* [PROBLEM] Copy each line of the records that holds the string "Unit".

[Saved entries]
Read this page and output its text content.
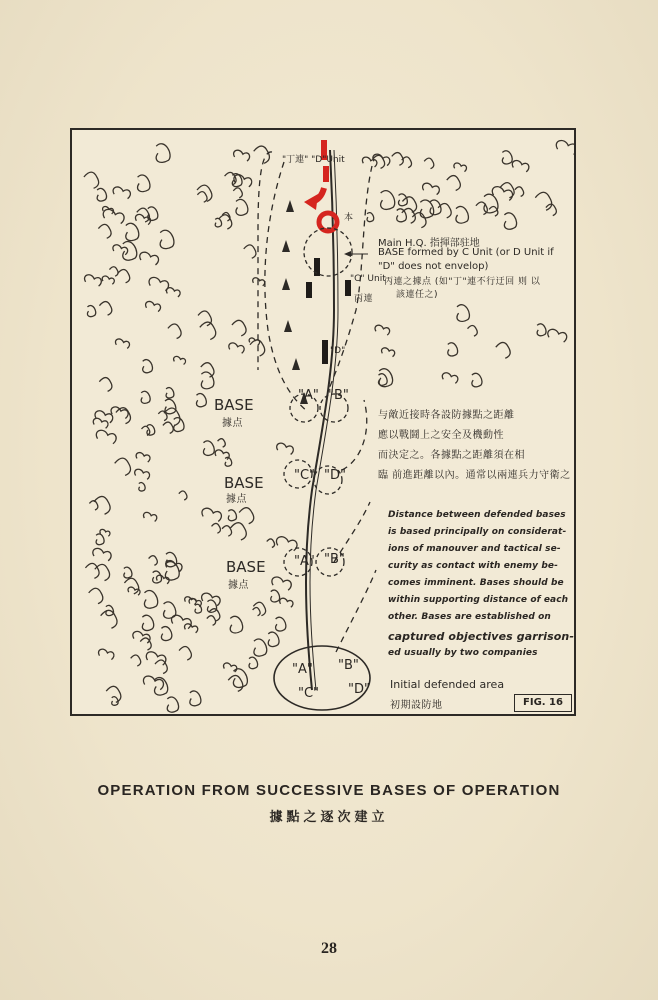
Main H.Q. 指揮部驻地
BASE formed by C Unit (or D Unit if
"D" does not envelop)
"C" Unit
丙連之據点 (如"丁"連不行迂回 则 以
該連任之)
丙連
本
"丁連" "D"Unit
BASE
據点
BASE
據点
BASE
據点
"A" "B"
"D"
"C" "D"
"A" "B"
"A"
"C"
"B"
"D"
与敵近接時各設防據點之距離
應以戰鬪上之安全及機動性
而決定之。各據點之距離須在相
臨 前進距離以內。通常以兩連兵力守衛之
Distance between defended bases
is based principally on considerat-
ions of manouver and tactical se-
curity as contact with enemy be-
comes imminent. Bases should be
within supporting distance of each
other. Bases are established on
captured objectives garrison-
ed usually by two companies
Initial defended area
初期設防地	FIG. 16
OPERATION FROM SUCCESSIVE BASES OF OPERATION
據點之逐次建立
28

* [TASK ANSWER]
BASE formed by C Unit (or D Unit if
"C" Unit
"丁連" "D"Unit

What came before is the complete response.